TASK TO CARRY OUT >> Copy out the listing that follows, exact in every word, and skip the images.

[Recorded data]
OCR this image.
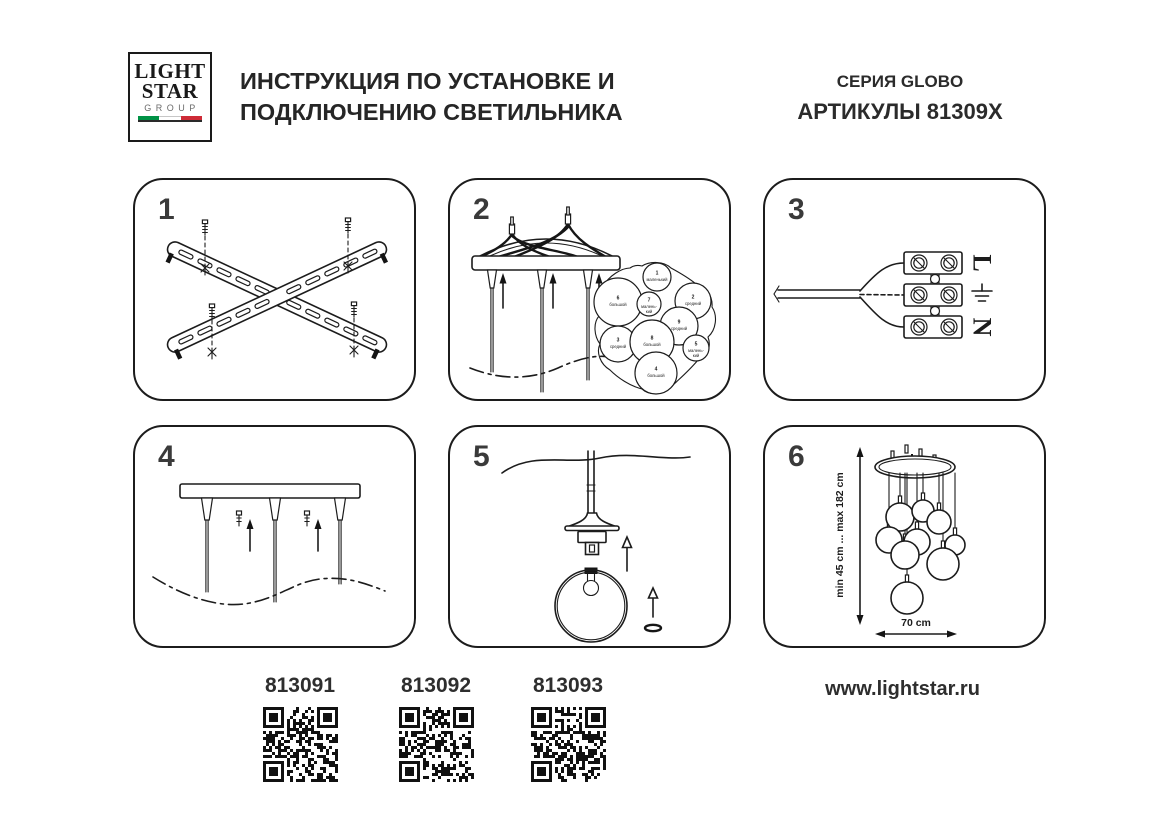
LIGHT
STAR
GROUP
ИНСТРУКЦИЯ ПО УСТАНОВКЕ И
ПОДКЛЮЧЕНИЮ СВЕТИЛЬНИКА
СЕРИЯ GLOBO
АРТИКУЛЫ 81309X
1
6
большой
1
маленький
7
малень-
кий
2
средний
9
средний
5
малень-
кий
3
средний
8
большой
4
большой
2
L
N
3
4	5
min 45 cm ... max 182 cm
70 cm
6
813091	813092	813093	www.lightstar.ru
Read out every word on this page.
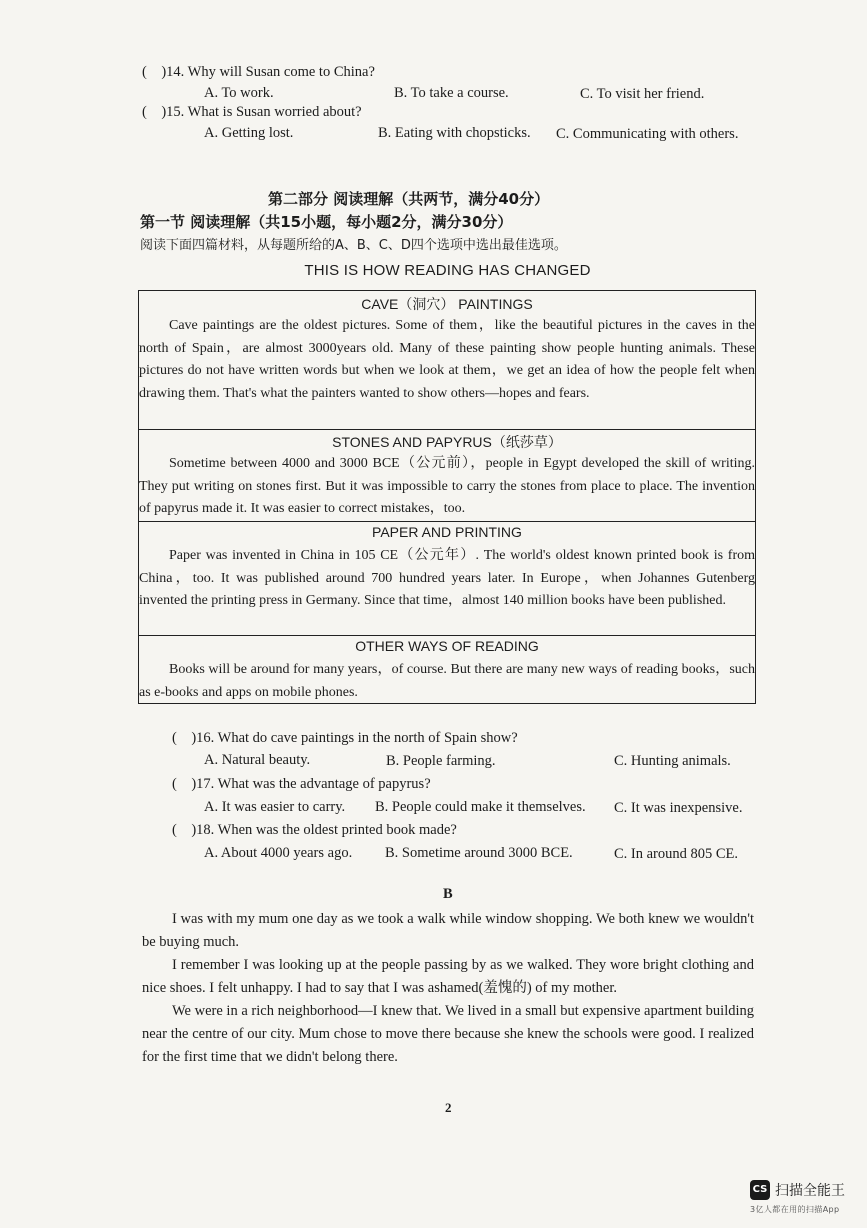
(    )14. Why will Susan come to China?
A. To work.	B. To take a course.	C. To visit her friend.
(    )15. What is Susan worried about?
A. Getting lost.	B. Eating with chopsticks. C. Communicating with others.
第二部分 阅读理解（共两节，满分40分）
第一节 阅读理解（共15小题，每小题2分，满分30分）
阅读下面四篇材料，从每题所给的A、B、C、D四个选项中选出最佳选项。
THIS IS HOW READING HAS CHANGED
CAVE（洞穴） PAINTINGS
Cave paintings are the oldest pictures. Some of them，like the beautiful pictures in the caves in the north of Spain，are almost 3000years old. Many of these painting show people hunting animals. These pictures do not have written words but when we look at them，we get an idea of how the people felt when drawing them. That's what the painters wanted to show others—hopes and fears.
STONES AND PAPYRUS（纸莎草）
Sometime between 4000 and 3000 BCE（公元前），people in Egypt developed the skill of writing. They put writing on stones first. But it was impossible to carry the stones from place to place. The invention of papyrus made it. It was easier to correct mistakes，too.
PAPER AND PRINTING
Paper was invented in China in 105 CE（公元年）. The world's oldest known printed book is from China，too. It was published around 700 hundred years later. In Europe，when Johannes Gutenberg invented the printing press in Germany. Since that time，almost 140 million books have been published.
OTHER WAYS OF READING
Books will be around for many years，of course. But there are many new ways of reading books，such as e-books and apps on mobile phones.
(    )16. What do cave paintings in the north of Spain show?
A. Natural beauty.	B. People farming.	C. Hunting animals.
(    )17. What was the advantage of papyrus?
A. It was easier to carry. B. People could make it themselves. C. It was inexpensive.
(    )18. When was the oldest printed book made?
A. About 4000 years ago. B. Sometime around 3000 BCE.	C. In around 805 CE.
B
I was with my mum one day as we took a walk while window shopping. We both knew we wouldn't be buying much.
I remember I was looking up at the people passing by as we walked. They wore bright clothing and nice shoes. I felt unhappy. I had to say that I was ashamed(羞愧的) of my mother.
We were in a rich neighborhood—I knew that. We lived in a small but expensive apartment building near the centre of our city. Mum chose to move there because she knew the schools were good. I realized for the first time that we didn't belong there.
2
CS 扫描全能王
3亿人都在用的扫描App
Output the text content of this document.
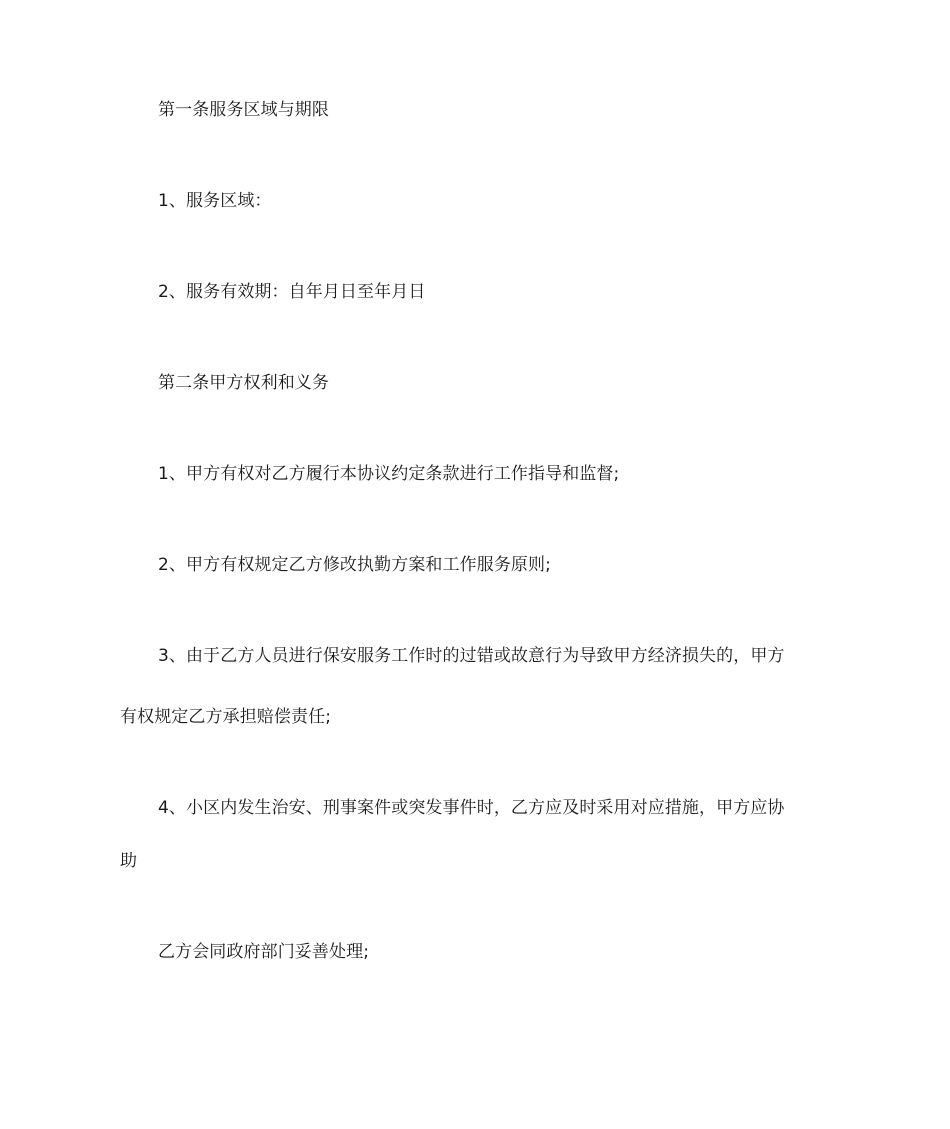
第一条服务区域与期限
1、服务区域：
2、服务有效期：自年月日至年月日
第二条甲方权利和义务
1、甲方有权对乙方履行本协议约定条款进行工作指导和监督;
2、甲方有权规定乙方修改执勤方案和工作服务原则;
3、由于乙方人员进行保安服务工作时的过错或故意行为导致甲方经济损失的，甲方
有权规定乙方承担赔偿责任;
4、小区内发生治安、刑事案件或突发事件时，乙方应及时采用对应措施，甲方应协
助
乙方会同政府部门妥善处理;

FINISHED ANSWER >>
OCR this image.
LIGHT
STAR
GROUP
ИНСТРУКЦИЯ ПО УСТАНОВКЕ И
ПОДКЛЮЧЕНИЮ СВЕТИЛЬНИКА
СЕРИЯ GLOBO
АРТИКУЛЫ 81309X
1
6
большой
1
маленький
7
малень-
кий
2
средний
9
средний
5
малень-
кий
3
средний
8
большой
4
большой
2
L
N
3
4	5
min 45 cm ... max 182 cm
70 cm
6
813091	813092	813093	www.lightstar.ru
Read out every word on this page.
(    )14. Why will Susan come to China?
A. To work.	B. To take a course.	C. To visit her friend.
(    )15. What is Susan worried about?
A. Getting lost.	B. Eating with chopsticks. C. Communicating with others.
第二部分 阅读理解（共两节，满分40分）
第一节 阅读理解（共15小题，每小题2分，满分30分）
阅读下面四篇材料，从每题所给的A、B、C、D四个选项中选出最佳选项。
THIS IS HOW READING HAS CHANGED
CAVE（洞穴） PAINTINGS
Cave paintings are the oldest pictures. Some of them，like the beautiful pictures in the caves in the north of Spain，are almost 3000years old. Many of these painting show people hunting animals. These pictures do not have written words but when we look at them，we get an idea of how the people felt when drawing them. That's what the painters wanted to show others—hopes and fears.
STONES AND PAPYRUS（纸莎草）
Sometime between 4000 and 3000 BCE（公元前），people in Egypt developed the skill of writing. They put writing on stones first. But it was impossible to carry the stones from place to place. The invention of papyrus made it. It was easier to correct mistakes，too.
PAPER AND PRINTING
Paper was invented in China in 105 CE（公元年）. The world's oldest known printed book is from China，too. It was published around 700 hundred years later. In Europe，when Johannes Gutenberg invented the printing press in Germany. Since that time，almost 140 million books have been published.
OTHER WAYS OF READING
Books will be around for many years，of course. But there are many new ways of reading books，such as e-books and apps on mobile phones.
(    )16. What do cave paintings in the north of Spain show?
A. Natural beauty.	B. People farming.	C. Hunting animals.
(    )17. What was the advantage of papyrus?
A. It was easier to carry. B. People could make it themselves. C. It was inexpensive.
(    )18. When was the oldest printed book made?
A. About 4000 years ago. B. Sometime around 3000 BCE.	C. In around 805 CE.
B
I was with my mum one day as we took a walk while window shopping. We both knew we wouldn't be buying much.
I remember I was looking up at the people passing by as we walked. They wore bright clothing and nice shoes. I felt unhappy. I had to say that I was ashamed(羞愧的) of my mother.
We were in a rich neighborhood—I knew that. We lived in a small but expensive apartment building near the centre of our city. Mum chose to move there because she knew the schools were good. I realized for the first time that we didn't belong there.
2
CS 扫描全能王
3亿人都在用的扫描App
Output the text content of this document.
第一条服务区域与期限
1、服务区域：
2、服务有效期：自年月日至年月日
第二条甲方权利和义务
1、甲方有权对乙方履行本协议约定条款进行工作指导和监督;
2、甲方有权规定乙方修改执勤方案和工作服务原则;
3、由于乙方人员进行保安服务工作时的过错或故意行为导致甲方经济损失的，甲方
有权规定乙方承担赔偿责任;
4、小区内发生治安、刑事案件或突发事件时，乙方应及时采用对应措施，甲方应协
助
乙方会同政府部门妥善处理;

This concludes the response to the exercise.